═════ SUPPLIED DATA

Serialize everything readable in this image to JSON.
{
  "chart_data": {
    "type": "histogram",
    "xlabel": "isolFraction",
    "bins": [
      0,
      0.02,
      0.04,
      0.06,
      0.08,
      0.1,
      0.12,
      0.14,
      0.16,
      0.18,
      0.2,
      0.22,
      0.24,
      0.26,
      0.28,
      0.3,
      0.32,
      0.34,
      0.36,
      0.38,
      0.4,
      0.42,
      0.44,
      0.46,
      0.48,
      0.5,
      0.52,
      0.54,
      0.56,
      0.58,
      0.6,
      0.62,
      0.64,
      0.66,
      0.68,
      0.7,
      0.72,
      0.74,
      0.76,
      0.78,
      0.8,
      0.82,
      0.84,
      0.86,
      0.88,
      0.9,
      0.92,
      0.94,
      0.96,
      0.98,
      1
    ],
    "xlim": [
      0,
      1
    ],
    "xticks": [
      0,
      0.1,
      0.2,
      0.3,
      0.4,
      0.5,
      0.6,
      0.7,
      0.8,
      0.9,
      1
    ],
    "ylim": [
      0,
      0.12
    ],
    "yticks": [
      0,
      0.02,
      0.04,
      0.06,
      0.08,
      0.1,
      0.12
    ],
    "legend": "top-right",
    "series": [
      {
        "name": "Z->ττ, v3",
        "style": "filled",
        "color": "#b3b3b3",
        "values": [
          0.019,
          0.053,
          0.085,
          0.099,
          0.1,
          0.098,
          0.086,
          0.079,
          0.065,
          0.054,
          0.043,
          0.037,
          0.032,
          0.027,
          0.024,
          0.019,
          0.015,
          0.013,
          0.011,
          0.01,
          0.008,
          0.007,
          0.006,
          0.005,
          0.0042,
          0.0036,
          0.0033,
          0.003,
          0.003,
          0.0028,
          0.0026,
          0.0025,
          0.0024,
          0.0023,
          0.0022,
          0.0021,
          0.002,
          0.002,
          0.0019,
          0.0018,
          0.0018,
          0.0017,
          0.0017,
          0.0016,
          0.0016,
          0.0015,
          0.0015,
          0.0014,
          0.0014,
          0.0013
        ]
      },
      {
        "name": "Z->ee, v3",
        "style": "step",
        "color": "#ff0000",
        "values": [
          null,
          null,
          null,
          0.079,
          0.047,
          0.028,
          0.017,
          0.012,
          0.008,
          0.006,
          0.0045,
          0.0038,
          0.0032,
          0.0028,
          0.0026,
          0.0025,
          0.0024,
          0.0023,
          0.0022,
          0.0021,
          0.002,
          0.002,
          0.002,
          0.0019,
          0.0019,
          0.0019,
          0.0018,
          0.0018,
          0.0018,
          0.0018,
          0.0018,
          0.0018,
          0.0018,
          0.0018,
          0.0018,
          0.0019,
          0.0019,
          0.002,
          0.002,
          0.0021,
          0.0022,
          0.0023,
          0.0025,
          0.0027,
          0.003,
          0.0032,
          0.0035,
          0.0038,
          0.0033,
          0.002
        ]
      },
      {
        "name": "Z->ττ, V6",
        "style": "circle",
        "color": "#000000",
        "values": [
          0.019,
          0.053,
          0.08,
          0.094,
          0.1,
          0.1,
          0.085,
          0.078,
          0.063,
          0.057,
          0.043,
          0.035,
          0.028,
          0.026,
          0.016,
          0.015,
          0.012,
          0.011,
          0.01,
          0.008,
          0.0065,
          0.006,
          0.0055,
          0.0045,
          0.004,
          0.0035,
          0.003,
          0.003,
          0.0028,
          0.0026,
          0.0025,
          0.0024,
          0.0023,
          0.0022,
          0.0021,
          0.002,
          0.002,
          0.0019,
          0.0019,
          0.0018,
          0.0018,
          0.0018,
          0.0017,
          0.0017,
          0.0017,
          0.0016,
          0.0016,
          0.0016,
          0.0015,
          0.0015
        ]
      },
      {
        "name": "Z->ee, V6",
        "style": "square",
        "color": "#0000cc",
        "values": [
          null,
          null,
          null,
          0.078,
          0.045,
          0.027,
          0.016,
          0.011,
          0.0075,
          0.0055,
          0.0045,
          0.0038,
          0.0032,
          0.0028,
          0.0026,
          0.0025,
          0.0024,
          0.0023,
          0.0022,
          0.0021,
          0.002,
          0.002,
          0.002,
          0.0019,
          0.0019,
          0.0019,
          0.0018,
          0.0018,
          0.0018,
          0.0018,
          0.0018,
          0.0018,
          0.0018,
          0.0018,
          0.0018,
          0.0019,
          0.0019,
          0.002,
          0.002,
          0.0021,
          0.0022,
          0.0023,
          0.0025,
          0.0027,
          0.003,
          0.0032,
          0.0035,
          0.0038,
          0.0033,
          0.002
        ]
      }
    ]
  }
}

══════════

*TASK DETAILS*.
Output the whole listing above again, word for word.

*FULL RESPONSE*.
Serialize everything readable in this image to JSON.
{
  "chart_data": {
    "type": "histogram",
    "xlabel": "isolFraction",
    "bins": [
      0,
      0.02,
      0.04,
      0.06,
      0.08,
      0.1,
      0.12,
      0.14,
      0.16,
      0.18,
      0.2,
      0.22,
      0.24,
      0.26,
      0.28,
      0.3,
      0.32,
      0.34,
      0.36,
      0.38,
      0.4,
      0.42,
      0.44,
      0.46,
      0.48,
      0.5,
      0.52,
      0.54,
      0.56,
      0.58,
      0.6,
      0.62,
      0.64,
      0.66,
      0.68,
      0.7,
      0.72,
      0.74,
      0.76,
      0.78,
      0.8,
      0.82,
      0.84,
      0.86,
      0.88,
      0.9,
      0.92,
      0.94,
      0.96,
      0.98,
      1
    ],
    "xlim": [
      0,
      1
    ],
    "xticks": [
      0,
      0.1,
      0.2,
      0.3,
      0.4,
      0.5,
      0.6,
      0.7,
      0.8,
      0.9,
      1
    ],
    "ylim": [
      0,
      0.12
    ],
    "yticks": [
      0,
      0.02,
      0.04,
      0.06,
      0.08,
      0.1,
      0.12
    ],
    "legend": "top-right",
    "series": [
      {
        "name": "Z->ττ, v3",
        "style": "filled",
        "color": "#b3b3b3",
        "values": [
          0.019,
          0.053,
          0.085,
          0.099,
          0.1,
          0.098,
          0.086,
          0.079,
          0.065,
          0.054,
          0.043,
          0.037,
          0.032,
          0.027,
          0.024,
          0.019,
          0.015,
          0.013,
          0.011,
          0.01,
          0.008,
          0.007,
          0.006,
          0.005,
          0.0042,
          0.0036,
          0.0033,
          0.003,
          0.003,
          0.0028,
          0.0026,
          0.0025,
          0.0024,
          0.0023,
          0.0022,
          0.0021,
          0.002,
          0.002,
          0.0019,
          0.0018,
          0.0018,
          0.0017,
          0.0017,
          0.0016,
          0.0016,
          0.0015,
          0.0015,
          0.0014,
          0.0014,
          0.0013
        ]
      },
      {
        "name": "Z->ee, v3",
        "style": "step",
        "color": "#ff0000",
        "values": [
          null,
          null,
          null,
          0.079,
          0.047,
          0.028,
          0.017,
          0.012,
          0.008,
          0.006,
          0.0045,
          0.0038,
          0.0032,
          0.0028,
          0.0026,
          0.0025,
          0.0024,
          0.0023,
          0.0022,
          0.0021,
          0.002,
          0.002,
          0.002,
          0.0019,
          0.0019,
          0.0019,
          0.0018,
          0.0018,
          0.0018,
          0.0018,
          0.0018,
          0.0018,
          0.0018,
          0.0018,
          0.0018,
          0.0019,
          0.0019,
          0.002,
          0.002,
          0.0021,
          0.0022,
          0.0023,
          0.0025,
          0.0027,
          0.003,
          0.0032,
          0.0035,
          0.0038,
          0.0033,
          0.002
        ]
      },
      {
        "name": "Z->ττ, V6",
        "style": "circle",
        "color": "#000000",
        "values": [
          0.019,
          0.053,
          0.08,
          0.094,
          0.1,
          0.1,
          0.085,
          0.078,
          0.063,
          0.057,
          0.043,
          0.035,
          0.028,
          0.026,
          0.016,
          0.015,
          0.012,
          0.011,
          0.01,
          0.008,
          0.0065,
          0.006,
          0.0055,
          0.0045,
          0.004,
          0.0035,
          0.003,
          0.003,
          0.0028,
          0.0026,
          0.0025,
          0.0024,
          0.0023,
          0.0022,
          0.0021,
          0.002,
          0.002,
          0.0019,
          0.0019,
          0.0018,
          0.0018,
          0.0018,
          0.0017,
          0.0017,
          0.0017,
          0.0016,
          0.0016,
          0.0016,
          0.0015,
          0.0015
        ]
      },
      {
        "name": "Z->ee, V6",
        "style": "square",
        "color": "#0000cc",
        "values": [
          null,
          null,
          null,
          0.078,
          0.045,
          0.027,
          0.016,
          0.011,
          0.0075,
          0.0055,
          0.0045,
          0.0038,
          0.0032,
          0.0028,
          0.0026,
          0.0025,
          0.0024,
          0.0023,
          0.0022,
          0.0021,
          0.002,
          0.002,
          0.002,
          0.0019,
          0.0019,
          0.0019,
          0.0018,
          0.0018,
          0.0018,
          0.0018,
          0.0018,
          0.0018,
          0.0018,
          0.0018,
          0.0018,
          0.0019,
          0.0019,
          0.002,
          0.002,
          0.0021,
          0.0022,
          0.0023,
          0.0025,
          0.0027,
          0.003,
          0.0032,
          0.0035,
          0.0038,
          0.0033,
          0.002
        ]
      }
    ]
  }
}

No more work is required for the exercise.